Ripple Effect

A journal of memories, impressions, ideas and mistakes.

Friday, December 03, 2004

I just read that Fillipi Book and Record shop is closing. A few years ago, I began a "bookstore" project, which remains only 2/3 finished. I was trying to write a "Field Guide to Bookstores" of Seattle. I wish I had kept going, because now it looks like it would be a "History" of the bookstore of Seattle. A few others I visited at that time have since closed as well. Anyway, here is the review I wrote at that time.

Fillipi Book & Record Shop

1351 E. Olive Way
Seattle, WA 98122
206-682-4266
Owner: Brenda Fillipi
E-mail: N/A
Webpage: N/A
Inventory: Used books and phonograph records, old movie and theatrical photographs
Cash for books and records
Hours: Tue-Sat: 10-5
Sun: Closed

There’s nothin’ fancy about Fillipi Book & Record Shop, but there is much fascination. In business since 1935, the shop has been in its present location on the triangle corner of Melrose Avenue and E. Olive Way since 1953. It is an old brick building with blue-trimmed windows, the name painted in white on the blue background of the corner wall. Presently owned by the Fillipi family, the “Fillipi Building” stone above the entrance was installed as a birthday gift. Plant stands accent every large green-carpeted window area, with displays alternating between books and music. One window displays books by Anne Tyler and Thomas Mann; the next, blues albums and an ancient slim volume entitled Tip Top Tapping, a tap-dancing manual. Other windows range from cooking, gardening and fantasy to Edith Piaf and Ernestine Washington. Theatre and arts posters are in evidence, and at the door you know this is another of “Seattle’s Best Places.” I have no quarrel with that. This is a hillside building, and the interior is divided into four well-organized stair-step levels that rise gradually on bare concrete to the left from the entrance.

:::::

Answer these questions about the journal entry on Fillipi Book & Record Shop:
1. Who is listed as the shop's owner?
2. Since what year has the shop occupied its present location?
3. Into how many levels is the interior divided?

[Stored records]
:::::

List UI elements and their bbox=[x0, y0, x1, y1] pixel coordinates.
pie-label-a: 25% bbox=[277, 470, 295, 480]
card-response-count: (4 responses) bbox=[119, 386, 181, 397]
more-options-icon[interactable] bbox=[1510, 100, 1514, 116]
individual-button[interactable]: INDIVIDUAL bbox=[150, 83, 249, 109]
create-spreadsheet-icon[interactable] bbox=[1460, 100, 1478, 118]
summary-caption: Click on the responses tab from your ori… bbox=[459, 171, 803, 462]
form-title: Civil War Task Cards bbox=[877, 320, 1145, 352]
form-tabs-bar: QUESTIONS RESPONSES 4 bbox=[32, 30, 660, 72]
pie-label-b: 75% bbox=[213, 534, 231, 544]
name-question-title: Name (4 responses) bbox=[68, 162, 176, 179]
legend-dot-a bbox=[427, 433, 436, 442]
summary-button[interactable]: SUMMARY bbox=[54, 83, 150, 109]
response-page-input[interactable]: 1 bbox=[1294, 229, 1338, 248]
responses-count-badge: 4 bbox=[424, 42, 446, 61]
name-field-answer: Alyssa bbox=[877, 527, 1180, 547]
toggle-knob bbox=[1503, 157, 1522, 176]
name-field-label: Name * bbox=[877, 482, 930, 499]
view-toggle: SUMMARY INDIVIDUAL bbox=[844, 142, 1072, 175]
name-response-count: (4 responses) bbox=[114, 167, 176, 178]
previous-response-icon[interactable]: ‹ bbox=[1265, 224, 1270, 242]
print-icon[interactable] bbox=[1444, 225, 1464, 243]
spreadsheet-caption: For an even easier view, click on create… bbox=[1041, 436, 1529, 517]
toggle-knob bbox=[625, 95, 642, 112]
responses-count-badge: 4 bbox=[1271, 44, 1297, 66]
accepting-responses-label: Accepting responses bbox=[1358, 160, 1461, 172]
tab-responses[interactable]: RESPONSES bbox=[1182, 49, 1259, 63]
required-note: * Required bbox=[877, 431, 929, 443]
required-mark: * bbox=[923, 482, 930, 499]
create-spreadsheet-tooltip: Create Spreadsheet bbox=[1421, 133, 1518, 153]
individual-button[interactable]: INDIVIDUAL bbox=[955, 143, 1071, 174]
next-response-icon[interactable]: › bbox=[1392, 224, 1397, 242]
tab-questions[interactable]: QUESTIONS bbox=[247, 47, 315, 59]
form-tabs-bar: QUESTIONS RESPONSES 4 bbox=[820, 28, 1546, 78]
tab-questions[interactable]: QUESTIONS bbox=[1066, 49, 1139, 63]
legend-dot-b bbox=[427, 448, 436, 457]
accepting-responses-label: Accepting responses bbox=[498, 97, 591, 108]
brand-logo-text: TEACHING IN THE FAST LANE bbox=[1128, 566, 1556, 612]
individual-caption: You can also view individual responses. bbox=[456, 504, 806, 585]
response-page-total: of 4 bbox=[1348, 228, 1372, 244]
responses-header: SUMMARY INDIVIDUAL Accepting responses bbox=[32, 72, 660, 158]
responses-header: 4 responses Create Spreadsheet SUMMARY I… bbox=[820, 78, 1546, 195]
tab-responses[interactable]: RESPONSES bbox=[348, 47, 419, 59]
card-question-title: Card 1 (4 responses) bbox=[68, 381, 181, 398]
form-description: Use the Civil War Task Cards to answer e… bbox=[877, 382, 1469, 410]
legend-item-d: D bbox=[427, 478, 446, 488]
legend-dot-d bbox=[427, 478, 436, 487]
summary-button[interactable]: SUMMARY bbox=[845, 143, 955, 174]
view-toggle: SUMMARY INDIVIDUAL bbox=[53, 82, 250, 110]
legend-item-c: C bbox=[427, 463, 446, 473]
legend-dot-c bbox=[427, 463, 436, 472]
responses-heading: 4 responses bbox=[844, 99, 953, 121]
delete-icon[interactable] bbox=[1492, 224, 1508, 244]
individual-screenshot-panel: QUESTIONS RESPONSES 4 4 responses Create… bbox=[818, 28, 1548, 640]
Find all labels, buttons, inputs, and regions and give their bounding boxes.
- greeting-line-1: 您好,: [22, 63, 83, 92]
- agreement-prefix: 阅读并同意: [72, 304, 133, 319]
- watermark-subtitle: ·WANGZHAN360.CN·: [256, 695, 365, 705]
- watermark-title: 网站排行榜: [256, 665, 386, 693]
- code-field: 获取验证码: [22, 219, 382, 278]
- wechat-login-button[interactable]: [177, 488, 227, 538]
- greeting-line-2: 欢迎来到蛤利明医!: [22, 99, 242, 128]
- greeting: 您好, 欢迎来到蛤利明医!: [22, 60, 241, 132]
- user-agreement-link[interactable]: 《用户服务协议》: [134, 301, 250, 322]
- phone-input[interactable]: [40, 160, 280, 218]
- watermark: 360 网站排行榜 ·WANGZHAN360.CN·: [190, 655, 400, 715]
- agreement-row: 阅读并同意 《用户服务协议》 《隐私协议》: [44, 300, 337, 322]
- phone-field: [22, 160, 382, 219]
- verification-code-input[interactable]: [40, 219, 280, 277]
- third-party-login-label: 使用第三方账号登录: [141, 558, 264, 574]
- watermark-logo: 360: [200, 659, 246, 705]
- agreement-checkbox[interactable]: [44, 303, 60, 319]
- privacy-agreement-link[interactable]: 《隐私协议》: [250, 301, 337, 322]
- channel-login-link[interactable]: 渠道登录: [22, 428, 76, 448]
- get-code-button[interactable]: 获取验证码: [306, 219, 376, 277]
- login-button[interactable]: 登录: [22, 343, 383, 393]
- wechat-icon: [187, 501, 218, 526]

:::::

Written answer
1. Brenda Fillipi
2. 1953
3. Four